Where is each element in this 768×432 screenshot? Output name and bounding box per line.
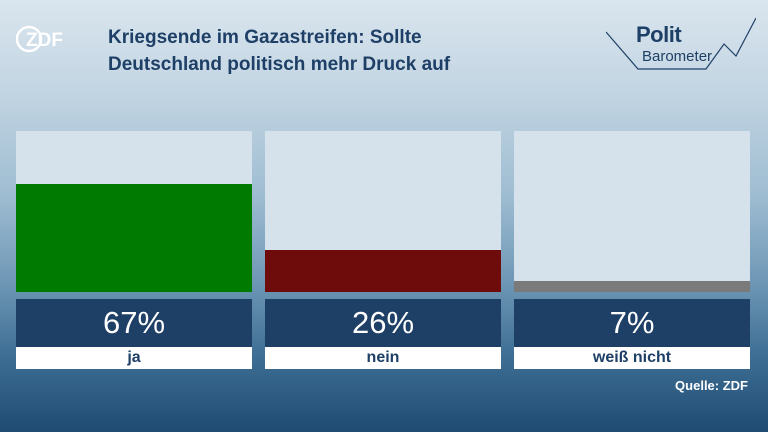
title-line-1: Kriegsende im Gazastreifen: Sollte [108,27,422,48]
chart-title: Kriegsende im Gazastreifen: Sollte Deuts… [108,24,588,78]
zdf-logo-text: ZDF [26,30,63,51]
brand-barometer: Barometer [642,48,713,65]
value-label-1: 26% [265,299,501,347]
bar-2 [514,281,750,292]
title-line-2: Deutschland politisch mehr Druck auf [108,54,451,75]
politbarometer-logo-graphic [606,17,756,70]
bar-1 [265,250,501,292]
category-label-0: ja [16,347,252,369]
zdf-logo: ZDF [16,25,63,53]
source-label: Quelle: ZDF [675,378,748,393]
bar-track-2 [514,131,750,292]
category-label-2: weiß nicht [514,347,750,369]
value-label-0: 67% [16,299,252,347]
brand-polit: Polit [636,22,682,47]
bar-track-0 [16,131,252,292]
category-label-1: nein [265,347,501,369]
bar-0 [16,184,252,292]
bar-track-1 [265,131,501,292]
value-label-2: 7% [514,299,750,347]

**WHAT TO WORK ON**. Copy the records above line by line with no changes, leaving out the picture.

**FULL OUTPUT**.
Where is each element in this 768×432 screenshot? Output name and bounding box per line.
title-line-1: Kriegsende im Gazastreifen: Sollte [108,27,422,48]
chart-title: Kriegsende im Gazastreifen: Sollte Deuts… [108,24,588,78]
zdf-logo-text: ZDF [26,30,63,51]
brand-barometer: Barometer [642,48,713,65]
value-label-1: 26% [265,299,501,347]
bar-2 [514,281,750,292]
title-line-2: Deutschland politisch mehr Druck auf [108,54,451,75]
politbarometer-logo-graphic [606,17,756,70]
bar-1 [265,250,501,292]
category-label-0: ja [16,347,252,369]
zdf-logo: ZDF [16,25,63,53]
source-label: Quelle: ZDF [675,378,748,393]
bar-track-2 [514,131,750,292]
category-label-2: weiß nicht [514,347,750,369]
value-label-0: 67% [16,299,252,347]
brand-polit: Polit [636,22,682,47]
bar-track-0 [16,131,252,292]
category-label-1: nein [265,347,501,369]
bar-0 [16,184,252,292]
bar-track-1 [265,131,501,292]
value-label-2: 7% [514,299,750,347]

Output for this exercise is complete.